Provided data:
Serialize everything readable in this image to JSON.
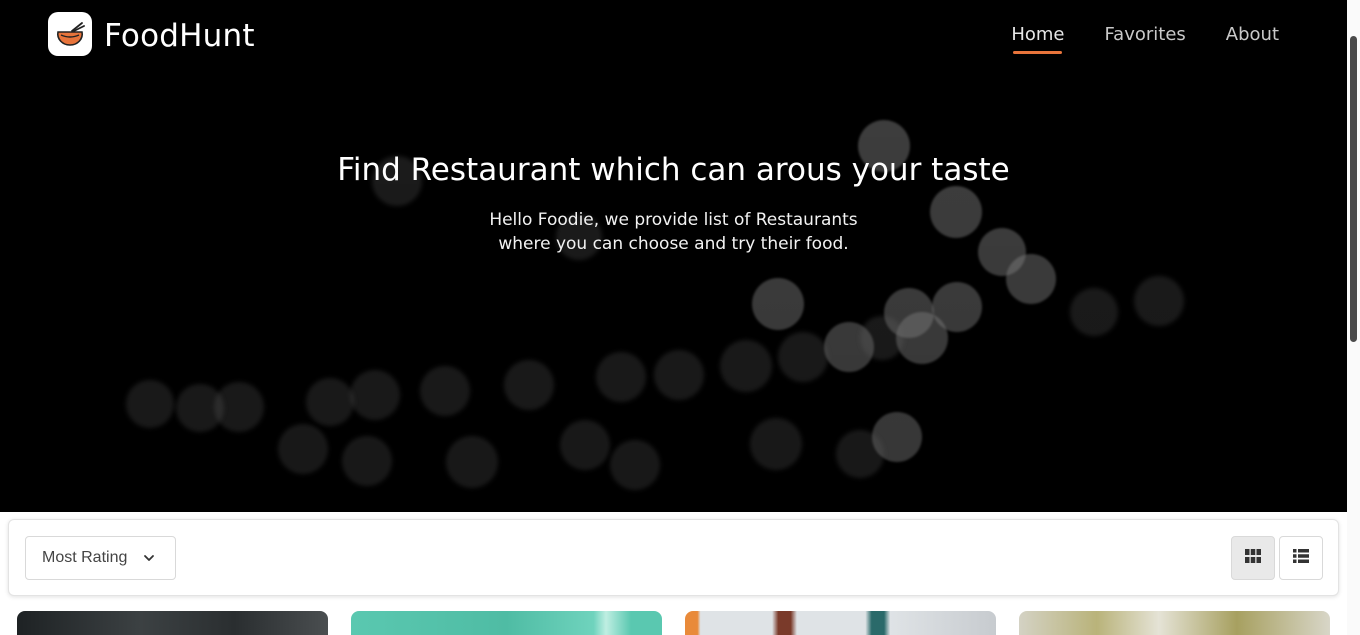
{
  "brand": {
    "name": "FoodHunt",
    "logo_icon": "noodle-bowl-icon",
    "accent": "#e8743b"
  },
  "nav": {
    "items": [
      {
        "label": "Home",
        "active": true
      },
      {
        "label": "Favorites",
        "active": false
      },
      {
        "label": "About",
        "active": false
      }
    ]
  },
  "hero": {
    "title": "Find Restaurant which can arous your taste",
    "subtitle": "Hello Foodie, we provide list of Restaurants where you can choose and try their food."
  },
  "filter": {
    "sort_value": "Most Rating",
    "sort_icon": "chevron-down-icon",
    "view_grid_icon": "grid-view-icon",
    "view_list_icon": "list-view-icon",
    "active_view": "grid"
  },
  "cards": [
    {
      "image": "restaurant-photo-1",
      "tone": "#2d3133"
    },
    {
      "image": "restaurant-photo-2",
      "tone": "#55c4ab"
    },
    {
      "image": "restaurant-photo-3",
      "tone": "#d9dde0"
    },
    {
      "image": "restaurant-photo-4",
      "tone": "#c8c39a"
    }
  ]
}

What you are asked to do: All of the entries above should be copied exactly, except for the pictures.

Task answer:
Serialize everything readable in this image to JSON.
{
  "brand": {
    "name": "FoodHunt",
    "logo_icon": "noodle-bowl-icon",
    "accent": "#e8743b"
  },
  "nav": {
    "items": [
      {
        "label": "Home",
        "active": true
      },
      {
        "label": "Favorites",
        "active": false
      },
      {
        "label": "About",
        "active": false
      }
    ]
  },
  "hero": {
    "title": "Find Restaurant which can arous your taste",
    "subtitle": "Hello Foodie, we provide list of Restaurants where you can choose and try their food."
  },
  "filter": {
    "sort_value": "Most Rating",
    "sort_icon": "chevron-down-icon",
    "view_grid_icon": "grid-view-icon",
    "view_list_icon": "list-view-icon",
    "active_view": "grid"
  },
  "cards": [
    {
      "image": "restaurant-photo-1",
      "tone": "#2d3133"
    },
    {
      "image": "restaurant-photo-2",
      "tone": "#55c4ab"
    },
    {
      "image": "restaurant-photo-3",
      "tone": "#d9dde0"
    },
    {
      "image": "restaurant-photo-4",
      "tone": "#c8c39a"
    }
  ]
}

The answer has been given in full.